Stored dataset items:
•••••

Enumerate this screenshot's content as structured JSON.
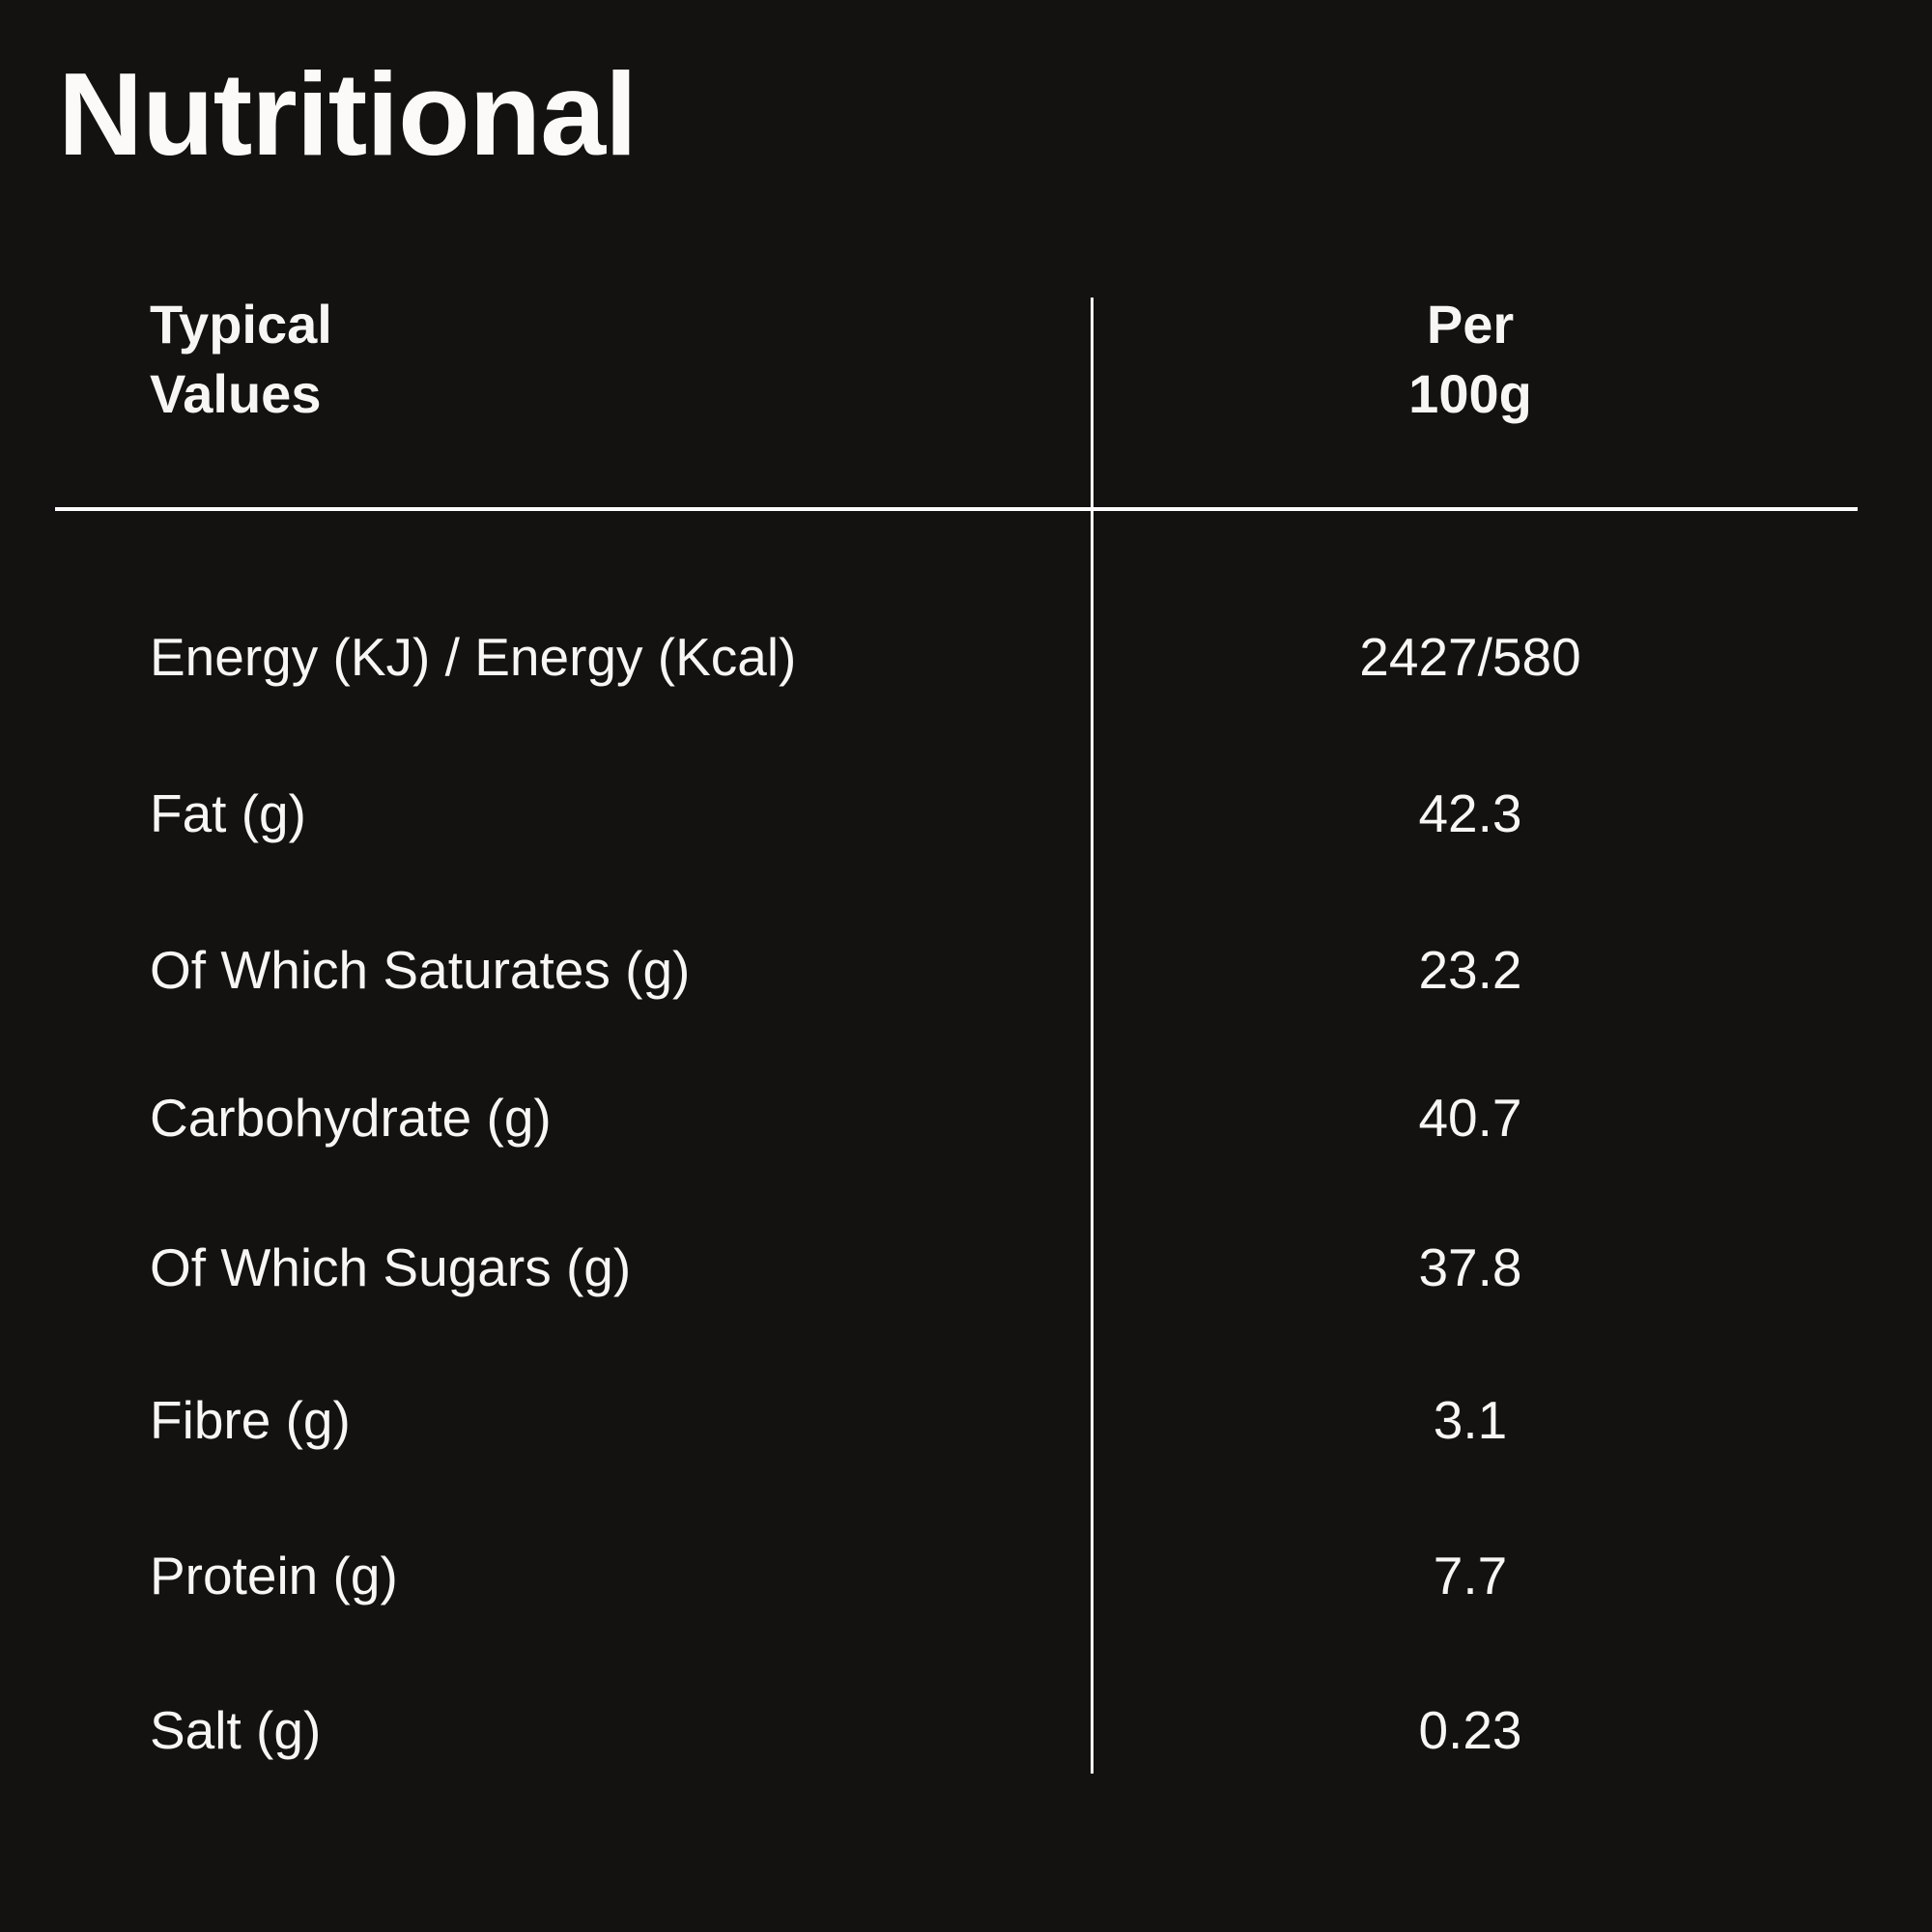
{
  "page": {
    "title": "Nutritional"
  },
  "table": {
    "header": {
      "typical": "Typical\nValues",
      "per": "Per\n100g"
    },
    "rows": [
      {
        "label": "Energy (KJ) / Energy (Kcal)",
        "value": "2427/580"
      },
      {
        "label": "Fat (g)",
        "value": "42.3"
      },
      {
        "label": "Of Which Saturates (g)",
        "value": "23.2"
      },
      {
        "label": "Carbohydrate (g)",
        "value": "40.7"
      },
      {
        "label": "Of Which Sugars (g)",
        "value": "37.8"
      },
      {
        "label": "Fibre (g)",
        "value": "3.1"
      },
      {
        "label": "Protein (g)",
        "value": "7.7"
      },
      {
        "label": "Salt (g)",
        "value": "0.23"
      }
    ]
  },
  "colors": {
    "background": "#131211",
    "text": "#f7f6f4",
    "rule": "#fcfcfc"
  }
}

•••••

ABOUT THIS TASK: Whenever the word "label" shows up in a line above, copy that line.

WRITTEN REPLY:
        "label": "Energy (KJ) / Energy (Kcal)",
        "label": "Fat (g)",
        "label": "Of Which Saturates (g)",
        "label": "Carbohydrate (g)",
        "label": "Of Which Sugars (g)",
        "label": "Fibre (g)",
        "label": "Protein (g)",
        "label": "Salt (g)",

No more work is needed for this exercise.